### Exercise details:
Locate and copy each line in the data that contains the word "sehingga".

### Raw data:
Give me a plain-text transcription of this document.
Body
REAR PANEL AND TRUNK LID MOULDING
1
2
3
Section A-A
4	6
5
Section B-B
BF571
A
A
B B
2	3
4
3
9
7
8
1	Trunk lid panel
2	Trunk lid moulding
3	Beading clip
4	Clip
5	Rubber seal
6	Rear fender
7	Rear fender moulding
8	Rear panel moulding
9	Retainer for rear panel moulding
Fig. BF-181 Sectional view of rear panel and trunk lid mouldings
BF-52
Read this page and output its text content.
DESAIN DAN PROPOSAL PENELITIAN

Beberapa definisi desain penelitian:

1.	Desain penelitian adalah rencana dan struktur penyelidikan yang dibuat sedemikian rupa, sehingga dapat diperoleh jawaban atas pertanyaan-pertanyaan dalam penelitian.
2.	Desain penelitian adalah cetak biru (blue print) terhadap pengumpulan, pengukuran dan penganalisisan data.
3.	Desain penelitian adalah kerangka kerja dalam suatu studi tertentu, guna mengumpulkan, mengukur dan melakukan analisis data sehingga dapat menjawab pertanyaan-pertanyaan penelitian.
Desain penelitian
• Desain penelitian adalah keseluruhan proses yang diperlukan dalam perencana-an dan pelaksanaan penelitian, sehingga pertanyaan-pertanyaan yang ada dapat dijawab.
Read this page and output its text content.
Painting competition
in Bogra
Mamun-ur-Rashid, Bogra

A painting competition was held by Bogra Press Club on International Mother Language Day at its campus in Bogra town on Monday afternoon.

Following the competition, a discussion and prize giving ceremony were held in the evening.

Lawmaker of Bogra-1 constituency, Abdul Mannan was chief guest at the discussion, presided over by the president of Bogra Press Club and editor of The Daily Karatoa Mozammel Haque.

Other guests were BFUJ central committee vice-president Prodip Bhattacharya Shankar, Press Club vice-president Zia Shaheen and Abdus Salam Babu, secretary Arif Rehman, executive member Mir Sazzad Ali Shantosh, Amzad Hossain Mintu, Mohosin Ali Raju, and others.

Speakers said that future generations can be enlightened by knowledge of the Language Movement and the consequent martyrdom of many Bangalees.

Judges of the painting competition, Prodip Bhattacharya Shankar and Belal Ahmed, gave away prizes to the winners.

### Exercise answer:
1.	Desain penelitian adalah rencana dan struktur penyelidikan yang dibuat sedemikian rupa, sehingga dapat diperoleh jawaban atas pertanyaan-pertanyaan dalam penelitian.
3.	Desain penelitian adalah kerangka kerja dalam suatu studi tertentu, guna mengumpulkan, mengukur dan melakukan analisis data sehingga dapat menjawab pertanyaan-pertanyaan penelitian.
• Desain penelitian adalah keseluruhan proses yang diperlukan dalam perencana-an dan pelaksanaan penelitian, sehingga pertanyaan-pertanyaan yang ada dapat dijawab.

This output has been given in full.